— Start Exercise data —

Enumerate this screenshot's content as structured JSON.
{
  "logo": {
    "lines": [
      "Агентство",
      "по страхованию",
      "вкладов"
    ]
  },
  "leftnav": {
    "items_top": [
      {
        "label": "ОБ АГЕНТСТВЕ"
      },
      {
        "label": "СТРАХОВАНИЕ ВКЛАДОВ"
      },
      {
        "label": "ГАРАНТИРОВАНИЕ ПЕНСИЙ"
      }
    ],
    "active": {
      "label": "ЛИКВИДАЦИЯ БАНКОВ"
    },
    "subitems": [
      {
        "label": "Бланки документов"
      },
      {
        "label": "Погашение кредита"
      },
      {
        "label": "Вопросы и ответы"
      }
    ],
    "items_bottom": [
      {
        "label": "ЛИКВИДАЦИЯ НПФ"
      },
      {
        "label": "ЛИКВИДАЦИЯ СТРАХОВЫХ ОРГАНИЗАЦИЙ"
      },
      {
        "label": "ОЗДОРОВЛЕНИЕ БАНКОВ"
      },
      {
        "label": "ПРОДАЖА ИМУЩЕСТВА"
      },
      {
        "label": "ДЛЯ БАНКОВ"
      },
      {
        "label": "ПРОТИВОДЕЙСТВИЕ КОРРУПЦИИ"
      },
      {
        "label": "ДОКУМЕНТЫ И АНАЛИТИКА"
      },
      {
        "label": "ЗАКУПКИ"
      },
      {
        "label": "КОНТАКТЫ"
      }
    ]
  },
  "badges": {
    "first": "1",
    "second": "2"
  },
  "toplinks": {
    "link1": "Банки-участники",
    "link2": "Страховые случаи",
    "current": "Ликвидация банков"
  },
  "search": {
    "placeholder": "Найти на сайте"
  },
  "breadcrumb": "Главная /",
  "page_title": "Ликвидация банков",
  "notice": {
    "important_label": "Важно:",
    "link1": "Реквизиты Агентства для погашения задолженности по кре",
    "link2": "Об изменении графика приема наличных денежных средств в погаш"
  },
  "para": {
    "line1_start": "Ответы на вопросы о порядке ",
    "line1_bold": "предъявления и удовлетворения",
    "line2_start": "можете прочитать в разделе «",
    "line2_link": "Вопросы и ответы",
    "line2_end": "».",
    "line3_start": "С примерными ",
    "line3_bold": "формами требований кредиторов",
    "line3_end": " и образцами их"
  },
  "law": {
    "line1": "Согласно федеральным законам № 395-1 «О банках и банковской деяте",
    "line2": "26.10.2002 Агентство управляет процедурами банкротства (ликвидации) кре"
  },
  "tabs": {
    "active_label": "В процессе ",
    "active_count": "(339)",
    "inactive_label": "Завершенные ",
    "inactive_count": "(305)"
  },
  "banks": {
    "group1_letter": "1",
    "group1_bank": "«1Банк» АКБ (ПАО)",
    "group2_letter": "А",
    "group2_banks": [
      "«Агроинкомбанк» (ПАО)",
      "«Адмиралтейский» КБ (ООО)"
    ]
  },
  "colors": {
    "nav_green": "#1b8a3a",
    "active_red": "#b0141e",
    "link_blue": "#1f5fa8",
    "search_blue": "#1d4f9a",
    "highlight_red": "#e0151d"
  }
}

— End Exercise data —

### What is asked
Report how many lines of the preceding records include "Агентство". Output the number only.

### Exercise solution
2